>> START ROWS

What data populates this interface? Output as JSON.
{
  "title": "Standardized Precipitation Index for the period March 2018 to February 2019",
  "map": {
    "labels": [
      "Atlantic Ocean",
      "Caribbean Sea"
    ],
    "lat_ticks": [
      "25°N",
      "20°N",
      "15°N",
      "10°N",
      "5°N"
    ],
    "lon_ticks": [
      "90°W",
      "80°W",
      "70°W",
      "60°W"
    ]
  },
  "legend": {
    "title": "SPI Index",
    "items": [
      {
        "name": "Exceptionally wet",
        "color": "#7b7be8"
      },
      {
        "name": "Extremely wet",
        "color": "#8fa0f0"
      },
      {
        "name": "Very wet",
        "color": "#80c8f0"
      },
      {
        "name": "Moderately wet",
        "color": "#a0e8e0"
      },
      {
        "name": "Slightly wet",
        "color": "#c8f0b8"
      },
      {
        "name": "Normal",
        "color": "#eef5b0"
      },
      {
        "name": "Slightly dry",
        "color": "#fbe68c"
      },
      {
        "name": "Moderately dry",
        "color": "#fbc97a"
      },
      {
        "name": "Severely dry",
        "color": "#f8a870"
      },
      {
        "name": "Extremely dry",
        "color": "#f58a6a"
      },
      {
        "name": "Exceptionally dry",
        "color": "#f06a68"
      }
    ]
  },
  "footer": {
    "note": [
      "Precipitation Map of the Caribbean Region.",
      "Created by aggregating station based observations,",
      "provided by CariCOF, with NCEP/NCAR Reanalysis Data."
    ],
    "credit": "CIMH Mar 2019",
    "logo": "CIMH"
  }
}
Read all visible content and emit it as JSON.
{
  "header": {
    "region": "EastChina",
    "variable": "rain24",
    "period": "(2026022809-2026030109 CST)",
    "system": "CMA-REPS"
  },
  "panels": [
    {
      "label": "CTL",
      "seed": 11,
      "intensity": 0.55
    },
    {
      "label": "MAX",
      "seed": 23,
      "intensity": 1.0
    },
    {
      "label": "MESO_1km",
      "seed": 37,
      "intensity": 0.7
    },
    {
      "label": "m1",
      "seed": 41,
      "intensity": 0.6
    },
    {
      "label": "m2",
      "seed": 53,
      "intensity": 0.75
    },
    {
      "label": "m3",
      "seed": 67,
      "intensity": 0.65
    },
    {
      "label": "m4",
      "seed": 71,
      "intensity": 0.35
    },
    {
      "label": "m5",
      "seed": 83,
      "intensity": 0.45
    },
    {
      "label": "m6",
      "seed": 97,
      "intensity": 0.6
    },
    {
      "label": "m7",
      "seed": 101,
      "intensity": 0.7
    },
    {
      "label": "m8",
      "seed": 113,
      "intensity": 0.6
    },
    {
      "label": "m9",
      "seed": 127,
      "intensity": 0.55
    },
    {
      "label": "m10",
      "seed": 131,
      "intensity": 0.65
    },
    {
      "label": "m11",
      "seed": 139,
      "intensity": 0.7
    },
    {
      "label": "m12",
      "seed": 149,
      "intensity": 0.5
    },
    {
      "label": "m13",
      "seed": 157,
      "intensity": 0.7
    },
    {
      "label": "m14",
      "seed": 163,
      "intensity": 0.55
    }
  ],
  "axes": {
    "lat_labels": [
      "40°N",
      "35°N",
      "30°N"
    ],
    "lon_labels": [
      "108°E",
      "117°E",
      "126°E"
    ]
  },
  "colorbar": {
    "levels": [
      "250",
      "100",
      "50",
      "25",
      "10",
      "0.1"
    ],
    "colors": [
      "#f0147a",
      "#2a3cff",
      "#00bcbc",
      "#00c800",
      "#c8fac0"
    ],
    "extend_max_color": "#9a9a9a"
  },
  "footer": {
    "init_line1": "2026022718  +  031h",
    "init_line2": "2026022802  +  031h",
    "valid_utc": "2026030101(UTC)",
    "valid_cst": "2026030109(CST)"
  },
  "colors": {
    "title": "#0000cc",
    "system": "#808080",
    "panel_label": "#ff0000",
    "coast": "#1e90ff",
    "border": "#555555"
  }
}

>> END ROWS

REQUIREMENT ->
Send back all of the entries exactly, with nothing missing.

FINISHED EXERCISE ->
What data populates this interface? Output as JSON.
{
  "title": "Standardized Precipitation Index for the period March 2018 to February 2019",
  "map": {
    "labels": [
      "Atlantic Ocean",
      "Caribbean Sea"
    ],
    "lat_ticks": [
      "25°N",
      "20°N",
      "15°N",
      "10°N",
      "5°N"
    ],
    "lon_ticks": [
      "90°W",
      "80°W",
      "70°W",
      "60°W"
    ]
  },
  "legend": {
    "title": "SPI Index",
    "items": [
      {
        "name": "Exceptionally wet",
        "color": "#7b7be8"
      },
      {
        "name": "Extremely wet",
        "color": "#8fa0f0"
      },
      {
        "name": "Very wet",
        "color": "#80c8f0"
      },
      {
        "name": "Moderately wet",
        "color": "#a0e8e0"
      },
      {
        "name": "Slightly wet",
        "color": "#c8f0b8"
      },
      {
        "name": "Normal",
        "color": "#eef5b0"
      },
      {
        "name": "Slightly dry",
        "color": "#fbe68c"
      },
      {
        "name": "Moderately dry",
        "color": "#fbc97a"
      },
      {
        "name": "Severely dry",
        "color": "#f8a870"
      },
      {
        "name": "Extremely dry",
        "color": "#f58a6a"
      },
      {
        "name": "Exceptionally dry",
        "color": "#f06a68"
      }
    ]
  },
  "footer": {
    "note": [
      "Precipitation Map of the Caribbean Region.",
      "Created by aggregating station based observations,",
      "provided by CariCOF, with NCEP/NCAR Reanalysis Data."
    ],
    "credit": "CIMH Mar 2019",
    "logo": "CIMH"
  }
}
Read all visible content and emit it as JSON.
{
  "header": {
    "region": "EastChina",
    "variable": "rain24",
    "period": "(2026022809-2026030109 CST)",
    "system": "CMA-REPS"
  },
  "panels": [
    {
      "label": "CTL",
      "seed": 11,
      "intensity": 0.55
    },
    {
      "label": "MAX",
      "seed": 23,
      "intensity": 1.0
    },
    {
      "label": "MESO_1km",
      "seed": 37,
      "intensity": 0.7
    },
    {
      "label": "m1",
      "seed": 41,
      "intensity": 0.6
    },
    {
      "label": "m2",
      "seed": 53,
      "intensity": 0.75
    },
    {
      "label": "m3",
      "seed": 67,
      "intensity": 0.65
    },
    {
      "label": "m4",
      "seed": 71,
      "intensity": 0.35
    },
    {
      "label": "m5",
      "seed": 83,
      "intensity": 0.45
    },
    {
      "label": "m6",
      "seed": 97,
      "intensity": 0.6
    },
    {
      "label": "m7",
      "seed": 101,
      "intensity": 0.7
    },
    {
      "label": "m8",
      "seed": 113,
      "intensity": 0.6
    },
    {
      "label": "m9",
      "seed": 127,
      "intensity": 0.55
    },
    {
      "label": "m10",
      "seed": 131,
      "intensity": 0.65
    },
    {
      "label": "m11",
      "seed": 139,
      "intensity": 0.7
    },
    {
      "label": "m12",
      "seed": 149,
      "intensity": 0.5
    },
    {
      "label": "m13",
      "seed": 157,
      "intensity": 0.7
    },
    {
      "label": "m14",
      "seed": 163,
      "intensity": 0.55
    }
  ],
  "axes": {
    "lat_labels": [
      "40°N",
      "35°N",
      "30°N"
    ],
    "lon_labels": [
      "108°E",
      "117°E",
      "126°E"
    ]
  },
  "colorbar": {
    "levels": [
      "250",
      "100",
      "50",
      "25",
      "10",
      "0.1"
    ],
    "colors": [
      "#f0147a",
      "#2a3cff",
      "#00bcbc",
      "#00c800",
      "#c8fac0"
    ],
    "extend_max_color": "#9a9a9a"
  },
  "footer": {
    "init_line1": "2026022718  +  031h",
    "init_line2": "2026022802  +  031h",
    "valid_utc": "2026030101(UTC)",
    "valid_cst": "2026030109(CST)"
  },
  "colors": {
    "title": "#0000cc",
    "system": "#808080",
    "panel_label": "#ff0000",
    "coast": "#1e90ff",
    "border": "#555555"
  }
}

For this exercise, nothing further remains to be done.